Exercise objective:
Each line of the listing below should come back exactly as it is.

___ Information given ___

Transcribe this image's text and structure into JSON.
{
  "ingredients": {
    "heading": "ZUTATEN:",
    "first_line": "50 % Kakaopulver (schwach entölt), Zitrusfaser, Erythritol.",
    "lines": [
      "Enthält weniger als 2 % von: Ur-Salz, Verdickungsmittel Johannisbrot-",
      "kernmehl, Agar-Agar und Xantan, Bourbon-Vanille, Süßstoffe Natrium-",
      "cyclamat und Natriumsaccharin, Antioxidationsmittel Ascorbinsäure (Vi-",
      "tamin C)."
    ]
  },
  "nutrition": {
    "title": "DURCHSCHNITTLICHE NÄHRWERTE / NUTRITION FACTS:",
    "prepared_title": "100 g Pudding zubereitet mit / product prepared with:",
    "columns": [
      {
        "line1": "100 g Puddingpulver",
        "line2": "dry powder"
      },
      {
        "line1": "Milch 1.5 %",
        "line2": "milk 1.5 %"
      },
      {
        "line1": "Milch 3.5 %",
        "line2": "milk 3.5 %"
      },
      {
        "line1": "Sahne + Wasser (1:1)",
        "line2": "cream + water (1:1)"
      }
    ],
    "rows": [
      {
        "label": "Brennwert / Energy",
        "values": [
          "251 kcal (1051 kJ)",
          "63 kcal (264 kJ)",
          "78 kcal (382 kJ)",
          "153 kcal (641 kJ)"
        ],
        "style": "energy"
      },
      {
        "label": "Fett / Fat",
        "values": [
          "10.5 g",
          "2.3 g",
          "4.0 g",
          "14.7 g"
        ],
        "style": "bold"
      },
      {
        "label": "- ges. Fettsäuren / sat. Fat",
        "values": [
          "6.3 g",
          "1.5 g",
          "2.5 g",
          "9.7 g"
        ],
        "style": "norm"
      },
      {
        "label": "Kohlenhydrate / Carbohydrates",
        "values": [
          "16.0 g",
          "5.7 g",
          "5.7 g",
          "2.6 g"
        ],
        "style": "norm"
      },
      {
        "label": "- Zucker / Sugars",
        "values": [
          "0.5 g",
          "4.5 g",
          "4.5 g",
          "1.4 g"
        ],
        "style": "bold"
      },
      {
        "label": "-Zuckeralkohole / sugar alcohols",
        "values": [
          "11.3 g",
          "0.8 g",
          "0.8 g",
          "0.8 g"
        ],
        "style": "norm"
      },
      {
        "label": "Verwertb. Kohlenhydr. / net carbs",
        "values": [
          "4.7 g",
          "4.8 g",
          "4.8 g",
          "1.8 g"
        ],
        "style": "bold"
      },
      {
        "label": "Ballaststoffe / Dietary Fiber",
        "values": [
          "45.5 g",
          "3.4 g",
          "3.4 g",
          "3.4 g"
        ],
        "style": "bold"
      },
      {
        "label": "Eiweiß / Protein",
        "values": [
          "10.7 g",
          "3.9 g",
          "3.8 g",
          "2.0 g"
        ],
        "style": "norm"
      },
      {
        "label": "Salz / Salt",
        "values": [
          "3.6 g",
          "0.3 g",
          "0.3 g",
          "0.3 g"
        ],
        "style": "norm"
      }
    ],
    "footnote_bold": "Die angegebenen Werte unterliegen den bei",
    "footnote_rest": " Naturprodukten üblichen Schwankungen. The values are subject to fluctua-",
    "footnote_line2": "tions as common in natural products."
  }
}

___

Answer area:
Transcribe this image's text and structure into JSON.
{
  "ingredients": {
    "heading": "ZUTATEN:",
    "first_line": "50 % Kakaopulver (schwach entölt), Zitrusfaser, Erythritol.",
    "lines": [
      "Enthält weniger als 2 % von: Ur-Salz, Verdickungsmittel Johannisbrot-",
      "kernmehl, Agar-Agar und Xantan, Bourbon-Vanille, Süßstoffe Natrium-",
      "cyclamat und Natriumsaccharin, Antioxidationsmittel Ascorbinsäure (Vi-",
      "tamin C)."
    ]
  },
  "nutrition": {
    "title": "DURCHSCHNITTLICHE NÄHRWERTE / NUTRITION FACTS:",
    "prepared_title": "100 g Pudding zubereitet mit / product prepared with:",
    "columns": [
      {
        "line1": "100 g Puddingpulver",
        "line2": "dry powder"
      },
      {
        "line1": "Milch 1.5 %",
        "line2": "milk 1.5 %"
      },
      {
        "line1": "Milch 3.5 %",
        "line2": "milk 3.5 %"
      },
      {
        "line1": "Sahne + Wasser (1:1)",
        "line2": "cream + water (1:1)"
      }
    ],
    "rows": [
      {
        "label": "Brennwert / Energy",
        "values": [
          "251 kcal (1051 kJ)",
          "63 kcal (264 kJ)",
          "78 kcal (382 kJ)",
          "153 kcal (641 kJ)"
        ],
        "style": "energy"
      },
      {
        "label": "Fett / Fat",
        "values": [
          "10.5 g",
          "2.3 g",
          "4.0 g",
          "14.7 g"
        ],
        "style": "bold"
      },
      {
        "label": "- ges. Fettsäuren / sat. Fat",
        "values": [
          "6.3 g",
          "1.5 g",
          "2.5 g",
          "9.7 g"
        ],
        "style": "norm"
      },
      {
        "label": "Kohlenhydrate / Carbohydrates",
        "values": [
          "16.0 g",
          "5.7 g",
          "5.7 g",
          "2.6 g"
        ],
        "style": "norm"
      },
      {
        "label": "- Zucker / Sugars",
        "values": [
          "0.5 g",
          "4.5 g",
          "4.5 g",
          "1.4 g"
        ],
        "style": "bold"
      },
      {
        "label": "-Zuckeralkohole / sugar alcohols",
        "values": [
          "11.3 g",
          "0.8 g",
          "0.8 g",
          "0.8 g"
        ],
        "style": "norm"
      },
      {
        "label": "Verwertb. Kohlenhydr. / net carbs",
        "values": [
          "4.7 g",
          "4.8 g",
          "4.8 g",
          "1.8 g"
        ],
        "style": "bold"
      },
      {
        "label": "Ballaststoffe / Dietary Fiber",
        "values": [
          "45.5 g",
          "3.4 g",
          "3.4 g",
          "3.4 g"
        ],
        "style": "bold"
      },
      {
        "label": "Eiweiß / Protein",
        "values": [
          "10.7 g",
          "3.9 g",
          "3.8 g",
          "2.0 g"
        ],
        "style": "norm"
      },
      {
        "label": "Salz / Salt",
        "values": [
          "3.6 g",
          "0.3 g",
          "0.3 g",
          "0.3 g"
        ],
        "style": "norm"
      }
    ],
    "footnote_bold": "Die angegebenen Werte unterliegen den bei",
    "footnote_rest": " Naturprodukten üblichen Schwankungen. The values are subject to fluctua-",
    "footnote_line2": "tions as common in natural products."
  }
}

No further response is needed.